- [Goal] Restate the full set of records exactly, word for word.

(Collected data entries)
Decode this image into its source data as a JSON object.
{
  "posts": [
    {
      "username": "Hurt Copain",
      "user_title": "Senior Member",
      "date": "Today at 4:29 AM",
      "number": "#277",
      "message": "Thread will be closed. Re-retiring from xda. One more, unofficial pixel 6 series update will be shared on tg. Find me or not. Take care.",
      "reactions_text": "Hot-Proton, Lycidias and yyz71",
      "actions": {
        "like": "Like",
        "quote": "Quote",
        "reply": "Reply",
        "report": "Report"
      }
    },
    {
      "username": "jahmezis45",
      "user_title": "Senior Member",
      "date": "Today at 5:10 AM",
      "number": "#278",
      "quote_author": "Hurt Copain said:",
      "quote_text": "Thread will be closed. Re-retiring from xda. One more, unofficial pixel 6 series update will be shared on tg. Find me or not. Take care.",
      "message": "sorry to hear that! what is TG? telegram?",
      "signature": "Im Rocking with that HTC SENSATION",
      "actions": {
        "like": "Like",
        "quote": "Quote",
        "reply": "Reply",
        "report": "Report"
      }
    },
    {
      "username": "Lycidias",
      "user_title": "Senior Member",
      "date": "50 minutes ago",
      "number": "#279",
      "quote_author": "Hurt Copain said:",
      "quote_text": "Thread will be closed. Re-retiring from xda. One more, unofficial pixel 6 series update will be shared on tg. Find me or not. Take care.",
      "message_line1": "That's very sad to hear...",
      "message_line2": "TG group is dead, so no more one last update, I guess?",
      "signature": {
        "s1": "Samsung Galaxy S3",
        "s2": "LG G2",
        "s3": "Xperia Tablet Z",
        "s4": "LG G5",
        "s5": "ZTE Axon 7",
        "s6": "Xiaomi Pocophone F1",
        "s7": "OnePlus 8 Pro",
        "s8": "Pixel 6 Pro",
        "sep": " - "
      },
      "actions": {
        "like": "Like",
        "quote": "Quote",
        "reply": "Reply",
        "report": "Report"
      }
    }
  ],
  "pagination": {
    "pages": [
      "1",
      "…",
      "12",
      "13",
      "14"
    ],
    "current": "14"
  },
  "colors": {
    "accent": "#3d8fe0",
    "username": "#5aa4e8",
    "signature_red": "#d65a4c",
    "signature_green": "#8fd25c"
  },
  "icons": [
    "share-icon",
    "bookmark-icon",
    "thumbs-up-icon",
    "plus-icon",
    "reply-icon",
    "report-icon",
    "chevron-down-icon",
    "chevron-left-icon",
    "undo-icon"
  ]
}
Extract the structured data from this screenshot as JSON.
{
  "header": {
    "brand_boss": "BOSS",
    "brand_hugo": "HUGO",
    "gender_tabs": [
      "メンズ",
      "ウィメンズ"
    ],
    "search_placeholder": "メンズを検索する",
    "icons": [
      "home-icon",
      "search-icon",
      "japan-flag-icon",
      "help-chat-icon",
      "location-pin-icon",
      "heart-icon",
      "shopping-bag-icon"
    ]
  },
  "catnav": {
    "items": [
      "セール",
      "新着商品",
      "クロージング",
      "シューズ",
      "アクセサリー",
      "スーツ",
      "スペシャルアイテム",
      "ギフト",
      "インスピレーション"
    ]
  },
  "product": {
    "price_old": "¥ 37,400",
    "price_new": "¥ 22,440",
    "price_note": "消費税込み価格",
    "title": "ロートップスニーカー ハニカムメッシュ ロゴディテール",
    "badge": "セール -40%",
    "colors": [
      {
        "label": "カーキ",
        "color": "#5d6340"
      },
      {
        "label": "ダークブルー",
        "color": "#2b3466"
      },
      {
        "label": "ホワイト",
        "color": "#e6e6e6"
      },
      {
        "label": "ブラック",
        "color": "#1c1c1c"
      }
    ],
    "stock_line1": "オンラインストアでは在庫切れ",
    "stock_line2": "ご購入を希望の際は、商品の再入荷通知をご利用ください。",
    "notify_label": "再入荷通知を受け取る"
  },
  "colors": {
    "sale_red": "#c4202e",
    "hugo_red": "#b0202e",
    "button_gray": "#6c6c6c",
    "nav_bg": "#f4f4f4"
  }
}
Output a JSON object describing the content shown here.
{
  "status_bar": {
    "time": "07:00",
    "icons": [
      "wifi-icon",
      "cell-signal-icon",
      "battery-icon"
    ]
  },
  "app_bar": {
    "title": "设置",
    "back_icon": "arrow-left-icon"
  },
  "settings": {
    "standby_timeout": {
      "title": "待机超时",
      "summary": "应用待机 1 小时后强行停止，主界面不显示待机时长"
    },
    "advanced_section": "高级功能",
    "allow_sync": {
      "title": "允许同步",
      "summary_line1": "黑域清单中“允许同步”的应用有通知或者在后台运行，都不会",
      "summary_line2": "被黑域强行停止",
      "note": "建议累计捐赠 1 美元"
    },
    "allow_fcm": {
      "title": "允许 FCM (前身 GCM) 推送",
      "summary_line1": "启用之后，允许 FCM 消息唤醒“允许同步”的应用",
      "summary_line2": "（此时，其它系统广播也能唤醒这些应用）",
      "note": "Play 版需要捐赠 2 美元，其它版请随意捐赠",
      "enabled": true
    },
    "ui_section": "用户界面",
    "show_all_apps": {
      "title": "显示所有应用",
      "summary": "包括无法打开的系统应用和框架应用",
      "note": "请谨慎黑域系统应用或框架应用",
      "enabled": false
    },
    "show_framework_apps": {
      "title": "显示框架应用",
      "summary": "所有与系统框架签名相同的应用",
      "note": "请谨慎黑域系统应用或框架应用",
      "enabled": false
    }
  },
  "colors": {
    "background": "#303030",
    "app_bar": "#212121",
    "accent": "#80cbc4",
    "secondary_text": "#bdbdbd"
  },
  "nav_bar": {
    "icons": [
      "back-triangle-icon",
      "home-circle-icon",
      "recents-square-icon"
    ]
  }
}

- [Answer in full]
Decode this image into its source data as a JSON object.
{
  "posts": [
    {
      "username": "Hurt Copain",
      "user_title": "Senior Member",
      "date": "Today at 4:29 AM",
      "number": "#277",
      "message": "Thread will be closed. Re-retiring from xda. One more, unofficial pixel 6 series update will be shared on tg. Find me or not. Take care.",
      "reactions_text": "Hot-Proton, Lycidias and yyz71",
      "actions": {
        "like": "Like",
        "quote": "Quote",
        "reply": "Reply",
        "report": "Report"
      }
    },
    {
      "username": "jahmezis45",
      "user_title": "Senior Member",
      "date": "Today at 5:10 AM",
      "number": "#278",
      "quote_author": "Hurt Copain said:",
      "quote_text": "Thread will be closed. Re-retiring from xda. One more, unofficial pixel 6 series update will be shared on tg. Find me or not. Take care.",
      "message": "sorry to hear that! what is TG? telegram?",
      "signature": "Im Rocking with that HTC SENSATION",
      "actions": {
        "like": "Like",
        "quote": "Quote",
        "reply": "Reply",
        "report": "Report"
      }
    },
    {
      "username": "Lycidias",
      "user_title": "Senior Member",
      "date": "50 minutes ago",
      "number": "#279",
      "quote_author": "Hurt Copain said:",
      "quote_text": "Thread will be closed. Re-retiring from xda. One more, unofficial pixel 6 series update will be shared on tg. Find me or not. Take care.",
      "message_line1": "That's very sad to hear...",
      "message_line2": "TG group is dead, so no more one last update, I guess?",
      "signature": {
        "s1": "Samsung Galaxy S3",
        "s2": "LG G2",
        "s3": "Xperia Tablet Z",
        "s4": "LG G5",
        "s5": "ZTE Axon 7",
        "s6": "Xiaomi Pocophone F1",
        "s7": "OnePlus 8 Pro",
        "s8": "Pixel 6 Pro",
        "sep": " - "
      },
      "actions": {
        "like": "Like",
        "quote": "Quote",
        "reply": "Reply",
        "report": "Report"
      }
    }
  ],
  "pagination": {
    "pages": [
      "1",
      "…",
      "12",
      "13",
      "14"
    ],
    "current": "14"
  },
  "colors": {
    "accent": "#3d8fe0",
    "username": "#5aa4e8",
    "signature_red": "#d65a4c",
    "signature_green": "#8fd25c"
  },
  "icons": [
    "share-icon",
    "bookmark-icon",
    "thumbs-up-icon",
    "plus-icon",
    "reply-icon",
    "report-icon",
    "chevron-down-icon",
    "chevron-left-icon",
    "undo-icon"
  ]
}
Extract the structured data from this screenshot as JSON.
{
  "header": {
    "brand_boss": "BOSS",
    "brand_hugo": "HUGO",
    "gender_tabs": [
      "メンズ",
      "ウィメンズ"
    ],
    "search_placeholder": "メンズを検索する",
    "icons": [
      "home-icon",
      "search-icon",
      "japan-flag-icon",
      "help-chat-icon",
      "location-pin-icon",
      "heart-icon",
      "shopping-bag-icon"
    ]
  },
  "catnav": {
    "items": [
      "セール",
      "新着商品",
      "クロージング",
      "シューズ",
      "アクセサリー",
      "スーツ",
      "スペシャルアイテム",
      "ギフト",
      "インスピレーション"
    ]
  },
  "product": {
    "price_old": "¥ 37,400",
    "price_new": "¥ 22,440",
    "price_note": "消費税込み価格",
    "title": "ロートップスニーカー ハニカムメッシュ ロゴディテール",
    "badge": "セール -40%",
    "colors": [
      {
        "label": "カーキ",
        "color": "#5d6340"
      },
      {
        "label": "ダークブルー",
        "color": "#2b3466"
      },
      {
        "label": "ホワイト",
        "color": "#e6e6e6"
      },
      {
        "label": "ブラック",
        "color": "#1c1c1c"
      }
    ],
    "stock_line1": "オンラインストアでは在庫切れ",
    "stock_line2": "ご購入を希望の際は、商品の再入荷通知をご利用ください。",
    "notify_label": "再入荷通知を受け取る"
  },
  "colors": {
    "sale_red": "#c4202e",
    "hugo_red": "#b0202e",
    "button_gray": "#6c6c6c",
    "nav_bg": "#f4f4f4"
  }
}
Output a JSON object describing the content shown here.
{
  "status_bar": {
    "time": "07:00",
    "icons": [
      "wifi-icon",
      "cell-signal-icon",
      "battery-icon"
    ]
  },
  "app_bar": {
    "title": "设置",
    "back_icon": "arrow-left-icon"
  },
  "settings": {
    "standby_timeout": {
      "title": "待机超时",
      "summary": "应用待机 1 小时后强行停止，主界面不显示待机时长"
    },
    "advanced_section": "高级功能",
    "allow_sync": {
      "title": "允许同步",
      "summary_line1": "黑域清单中“允许同步”的应用有通知或者在后台运行，都不会",
      "summary_line2": "被黑域强行停止",
      "note": "建议累计捐赠 1 美元"
    },
    "allow_fcm": {
      "title": "允许 FCM (前身 GCM) 推送",
      "summary_line1": "启用之后，允许 FCM 消息唤醒“允许同步”的应用",
      "summary_line2": "（此时，其它系统广播也能唤醒这些应用）",
      "note": "Play 版需要捐赠 2 美元，其它版请随意捐赠",
      "enabled": true
    },
    "ui_section": "用户界面",
    "show_all_apps": {
      "title": "显示所有应用",
      "summary": "包括无法打开的系统应用和框架应用",
      "note": "请谨慎黑域系统应用或框架应用",
      "enabled": false
    },
    "show_framework_apps": {
      "title": "显示框架应用",
      "summary": "所有与系统框架签名相同的应用",
      "note": "请谨慎黑域系统应用或框架应用",
      "enabled": false
    }
  },
  "colors": {
    "background": "#303030",
    "app_bar": "#212121",
    "accent": "#80cbc4",
    "secondary_text": "#bdbdbd"
  },
  "nav_bar": {
    "icons": [
      "back-triangle-icon",
      "home-circle-icon",
      "recents-square-icon"
    ]
  }
}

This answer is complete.